# [Work required]
Search the material below for the string "истории" and extract each line that has it.

Data records:
-- -- --
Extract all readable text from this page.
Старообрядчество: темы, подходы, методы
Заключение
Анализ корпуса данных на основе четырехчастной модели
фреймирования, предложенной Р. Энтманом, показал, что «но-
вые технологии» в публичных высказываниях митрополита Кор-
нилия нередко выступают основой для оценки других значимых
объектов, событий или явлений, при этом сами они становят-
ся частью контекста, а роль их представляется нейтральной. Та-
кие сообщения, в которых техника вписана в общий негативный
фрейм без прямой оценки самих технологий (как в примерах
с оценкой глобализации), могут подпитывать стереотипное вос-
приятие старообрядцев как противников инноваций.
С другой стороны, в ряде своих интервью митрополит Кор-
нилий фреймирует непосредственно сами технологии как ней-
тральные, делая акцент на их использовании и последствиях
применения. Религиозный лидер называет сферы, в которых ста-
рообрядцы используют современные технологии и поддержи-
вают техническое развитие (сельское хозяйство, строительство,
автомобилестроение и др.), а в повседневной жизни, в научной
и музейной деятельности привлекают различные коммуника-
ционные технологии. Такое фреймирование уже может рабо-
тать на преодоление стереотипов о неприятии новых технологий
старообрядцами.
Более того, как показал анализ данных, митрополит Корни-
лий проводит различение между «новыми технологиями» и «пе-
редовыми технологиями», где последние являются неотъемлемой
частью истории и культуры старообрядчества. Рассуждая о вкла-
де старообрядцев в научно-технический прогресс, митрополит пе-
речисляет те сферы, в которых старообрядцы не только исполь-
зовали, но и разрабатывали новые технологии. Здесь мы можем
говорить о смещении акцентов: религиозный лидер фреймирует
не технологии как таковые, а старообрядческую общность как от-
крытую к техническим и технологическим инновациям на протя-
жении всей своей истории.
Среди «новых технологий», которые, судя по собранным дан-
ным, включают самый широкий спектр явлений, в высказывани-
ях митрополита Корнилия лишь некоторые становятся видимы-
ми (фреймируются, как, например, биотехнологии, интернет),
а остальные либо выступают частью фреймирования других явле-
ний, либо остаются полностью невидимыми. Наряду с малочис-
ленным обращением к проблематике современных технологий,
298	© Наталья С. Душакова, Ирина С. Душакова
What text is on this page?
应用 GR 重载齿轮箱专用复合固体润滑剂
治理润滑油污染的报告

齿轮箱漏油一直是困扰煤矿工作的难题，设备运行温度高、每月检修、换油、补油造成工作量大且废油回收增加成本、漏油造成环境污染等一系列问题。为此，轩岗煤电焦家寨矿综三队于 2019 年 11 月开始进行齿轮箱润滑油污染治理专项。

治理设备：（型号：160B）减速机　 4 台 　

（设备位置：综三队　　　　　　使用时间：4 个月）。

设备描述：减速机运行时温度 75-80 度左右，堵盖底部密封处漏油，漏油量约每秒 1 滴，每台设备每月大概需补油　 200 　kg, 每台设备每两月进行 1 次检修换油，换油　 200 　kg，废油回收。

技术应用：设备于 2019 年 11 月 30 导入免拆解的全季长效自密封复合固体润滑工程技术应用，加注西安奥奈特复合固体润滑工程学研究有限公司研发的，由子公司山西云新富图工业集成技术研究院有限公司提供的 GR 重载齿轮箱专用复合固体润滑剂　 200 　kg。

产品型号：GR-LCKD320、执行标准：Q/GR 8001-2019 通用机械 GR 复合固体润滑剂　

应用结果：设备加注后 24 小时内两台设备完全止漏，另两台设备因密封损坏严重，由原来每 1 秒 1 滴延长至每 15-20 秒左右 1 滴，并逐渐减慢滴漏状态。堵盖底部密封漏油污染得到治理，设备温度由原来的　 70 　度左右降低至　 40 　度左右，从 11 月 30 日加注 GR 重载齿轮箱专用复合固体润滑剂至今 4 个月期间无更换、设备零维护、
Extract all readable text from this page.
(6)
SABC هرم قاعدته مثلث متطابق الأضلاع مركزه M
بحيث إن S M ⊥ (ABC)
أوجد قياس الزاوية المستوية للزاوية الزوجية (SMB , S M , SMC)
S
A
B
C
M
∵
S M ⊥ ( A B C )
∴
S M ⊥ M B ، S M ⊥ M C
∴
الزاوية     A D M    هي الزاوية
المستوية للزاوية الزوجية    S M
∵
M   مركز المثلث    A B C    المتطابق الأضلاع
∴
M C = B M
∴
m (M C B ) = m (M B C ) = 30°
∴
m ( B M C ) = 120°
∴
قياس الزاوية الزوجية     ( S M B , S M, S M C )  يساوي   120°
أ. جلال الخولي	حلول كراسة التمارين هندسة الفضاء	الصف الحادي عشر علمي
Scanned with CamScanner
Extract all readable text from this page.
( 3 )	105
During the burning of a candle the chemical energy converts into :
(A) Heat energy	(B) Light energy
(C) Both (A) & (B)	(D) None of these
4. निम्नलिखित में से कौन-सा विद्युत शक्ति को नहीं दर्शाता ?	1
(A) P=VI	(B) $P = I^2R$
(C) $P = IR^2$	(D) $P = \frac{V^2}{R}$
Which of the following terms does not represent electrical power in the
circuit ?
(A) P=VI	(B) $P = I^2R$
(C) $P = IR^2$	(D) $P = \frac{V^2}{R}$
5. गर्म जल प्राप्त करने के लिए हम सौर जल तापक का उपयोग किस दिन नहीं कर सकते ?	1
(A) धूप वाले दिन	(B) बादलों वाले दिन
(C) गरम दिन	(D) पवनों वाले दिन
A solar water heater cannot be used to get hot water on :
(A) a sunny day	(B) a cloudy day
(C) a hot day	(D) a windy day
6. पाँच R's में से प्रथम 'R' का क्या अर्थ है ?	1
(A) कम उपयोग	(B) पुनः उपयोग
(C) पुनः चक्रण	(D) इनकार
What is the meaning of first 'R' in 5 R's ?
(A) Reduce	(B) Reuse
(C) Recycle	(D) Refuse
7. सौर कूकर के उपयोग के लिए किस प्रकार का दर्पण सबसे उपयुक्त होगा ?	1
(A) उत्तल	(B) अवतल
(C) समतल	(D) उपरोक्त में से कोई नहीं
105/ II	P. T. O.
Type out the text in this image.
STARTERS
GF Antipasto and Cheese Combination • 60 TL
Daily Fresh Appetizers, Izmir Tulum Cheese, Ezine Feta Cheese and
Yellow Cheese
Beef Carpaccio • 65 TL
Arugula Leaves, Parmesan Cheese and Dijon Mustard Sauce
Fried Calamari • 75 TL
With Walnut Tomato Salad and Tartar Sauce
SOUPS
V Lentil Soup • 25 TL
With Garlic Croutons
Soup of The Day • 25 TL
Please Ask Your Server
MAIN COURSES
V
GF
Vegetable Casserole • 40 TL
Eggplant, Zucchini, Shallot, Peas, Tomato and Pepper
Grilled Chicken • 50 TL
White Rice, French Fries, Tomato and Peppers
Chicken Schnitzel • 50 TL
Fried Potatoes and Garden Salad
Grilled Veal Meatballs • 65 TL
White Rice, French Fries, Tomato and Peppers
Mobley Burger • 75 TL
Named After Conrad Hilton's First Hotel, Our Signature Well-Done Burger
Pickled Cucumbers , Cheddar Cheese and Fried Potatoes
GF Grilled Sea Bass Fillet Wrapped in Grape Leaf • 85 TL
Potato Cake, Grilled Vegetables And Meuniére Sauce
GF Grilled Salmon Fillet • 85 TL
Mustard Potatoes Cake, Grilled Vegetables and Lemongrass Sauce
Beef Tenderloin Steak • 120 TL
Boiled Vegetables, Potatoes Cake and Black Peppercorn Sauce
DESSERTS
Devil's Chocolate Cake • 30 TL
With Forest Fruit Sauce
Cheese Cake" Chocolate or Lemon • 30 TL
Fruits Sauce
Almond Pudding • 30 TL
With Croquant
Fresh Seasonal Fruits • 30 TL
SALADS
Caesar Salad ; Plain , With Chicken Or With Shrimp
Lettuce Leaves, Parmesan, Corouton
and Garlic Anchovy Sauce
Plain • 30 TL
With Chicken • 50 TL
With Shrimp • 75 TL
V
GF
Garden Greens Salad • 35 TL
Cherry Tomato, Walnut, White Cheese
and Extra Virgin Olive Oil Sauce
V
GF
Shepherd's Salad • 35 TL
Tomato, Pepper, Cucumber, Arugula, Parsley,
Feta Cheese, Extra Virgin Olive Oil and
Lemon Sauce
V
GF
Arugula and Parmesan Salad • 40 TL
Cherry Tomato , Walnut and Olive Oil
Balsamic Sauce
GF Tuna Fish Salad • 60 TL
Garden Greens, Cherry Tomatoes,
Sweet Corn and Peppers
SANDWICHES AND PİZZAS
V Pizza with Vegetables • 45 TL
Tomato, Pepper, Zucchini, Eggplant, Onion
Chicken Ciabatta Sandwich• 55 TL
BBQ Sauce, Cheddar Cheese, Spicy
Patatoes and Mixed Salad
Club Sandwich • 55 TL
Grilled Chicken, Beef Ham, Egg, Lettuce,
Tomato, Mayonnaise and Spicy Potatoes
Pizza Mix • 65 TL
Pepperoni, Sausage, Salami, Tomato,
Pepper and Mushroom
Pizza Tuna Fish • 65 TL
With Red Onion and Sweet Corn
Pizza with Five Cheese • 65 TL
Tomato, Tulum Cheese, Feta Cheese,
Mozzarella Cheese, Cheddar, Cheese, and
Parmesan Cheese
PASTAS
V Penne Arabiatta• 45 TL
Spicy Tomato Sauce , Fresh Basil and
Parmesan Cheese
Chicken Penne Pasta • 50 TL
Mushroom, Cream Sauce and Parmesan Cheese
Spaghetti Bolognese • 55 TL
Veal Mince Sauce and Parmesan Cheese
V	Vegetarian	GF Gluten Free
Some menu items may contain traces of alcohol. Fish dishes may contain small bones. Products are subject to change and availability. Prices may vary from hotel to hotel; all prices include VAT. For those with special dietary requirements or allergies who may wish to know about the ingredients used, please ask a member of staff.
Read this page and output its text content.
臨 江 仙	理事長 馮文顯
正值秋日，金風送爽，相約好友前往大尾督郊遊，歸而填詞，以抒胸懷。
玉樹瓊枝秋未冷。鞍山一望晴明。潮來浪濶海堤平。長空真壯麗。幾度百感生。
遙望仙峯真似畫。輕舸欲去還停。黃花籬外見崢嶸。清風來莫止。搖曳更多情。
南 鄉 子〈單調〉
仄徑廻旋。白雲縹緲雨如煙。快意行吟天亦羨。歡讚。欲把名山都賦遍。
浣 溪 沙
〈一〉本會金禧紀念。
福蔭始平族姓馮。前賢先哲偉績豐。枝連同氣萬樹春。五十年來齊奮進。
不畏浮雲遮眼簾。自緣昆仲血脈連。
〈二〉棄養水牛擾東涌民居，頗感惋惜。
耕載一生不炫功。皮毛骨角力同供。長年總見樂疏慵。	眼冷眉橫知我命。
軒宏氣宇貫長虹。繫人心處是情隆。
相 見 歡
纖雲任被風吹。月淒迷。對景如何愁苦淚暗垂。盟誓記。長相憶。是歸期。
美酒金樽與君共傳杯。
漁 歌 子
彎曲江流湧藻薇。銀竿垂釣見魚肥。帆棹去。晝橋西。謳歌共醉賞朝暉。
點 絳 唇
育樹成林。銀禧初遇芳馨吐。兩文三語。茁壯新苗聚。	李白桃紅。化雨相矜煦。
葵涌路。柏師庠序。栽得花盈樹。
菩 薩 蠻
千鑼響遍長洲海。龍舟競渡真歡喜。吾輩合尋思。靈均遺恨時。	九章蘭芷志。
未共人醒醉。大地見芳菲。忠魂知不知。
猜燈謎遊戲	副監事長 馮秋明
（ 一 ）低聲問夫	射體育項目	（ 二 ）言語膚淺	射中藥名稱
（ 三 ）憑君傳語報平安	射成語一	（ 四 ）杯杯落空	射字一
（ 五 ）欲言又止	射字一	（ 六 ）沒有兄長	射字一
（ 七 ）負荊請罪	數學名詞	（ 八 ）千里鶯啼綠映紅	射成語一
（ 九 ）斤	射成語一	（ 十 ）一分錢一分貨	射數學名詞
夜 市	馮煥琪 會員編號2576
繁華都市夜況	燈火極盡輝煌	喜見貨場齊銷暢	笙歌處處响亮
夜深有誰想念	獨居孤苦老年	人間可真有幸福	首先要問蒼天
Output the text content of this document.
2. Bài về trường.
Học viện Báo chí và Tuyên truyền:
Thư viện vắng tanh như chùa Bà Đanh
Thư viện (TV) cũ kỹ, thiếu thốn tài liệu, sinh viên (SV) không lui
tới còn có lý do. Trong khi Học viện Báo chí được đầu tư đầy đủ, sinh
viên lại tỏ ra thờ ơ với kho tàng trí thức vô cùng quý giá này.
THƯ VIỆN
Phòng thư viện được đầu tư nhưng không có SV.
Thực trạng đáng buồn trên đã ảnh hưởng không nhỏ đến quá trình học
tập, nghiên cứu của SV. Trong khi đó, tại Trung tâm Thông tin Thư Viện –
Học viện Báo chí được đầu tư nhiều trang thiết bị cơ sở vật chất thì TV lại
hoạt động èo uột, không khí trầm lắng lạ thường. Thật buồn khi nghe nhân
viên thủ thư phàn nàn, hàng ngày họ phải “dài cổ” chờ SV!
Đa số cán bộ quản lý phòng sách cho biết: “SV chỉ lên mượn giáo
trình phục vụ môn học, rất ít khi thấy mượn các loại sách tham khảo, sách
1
-- -- --
# [Exercise result]
частью истории и культуры старообрядчества. Рассуждая о вкла-
жении всей своей истории.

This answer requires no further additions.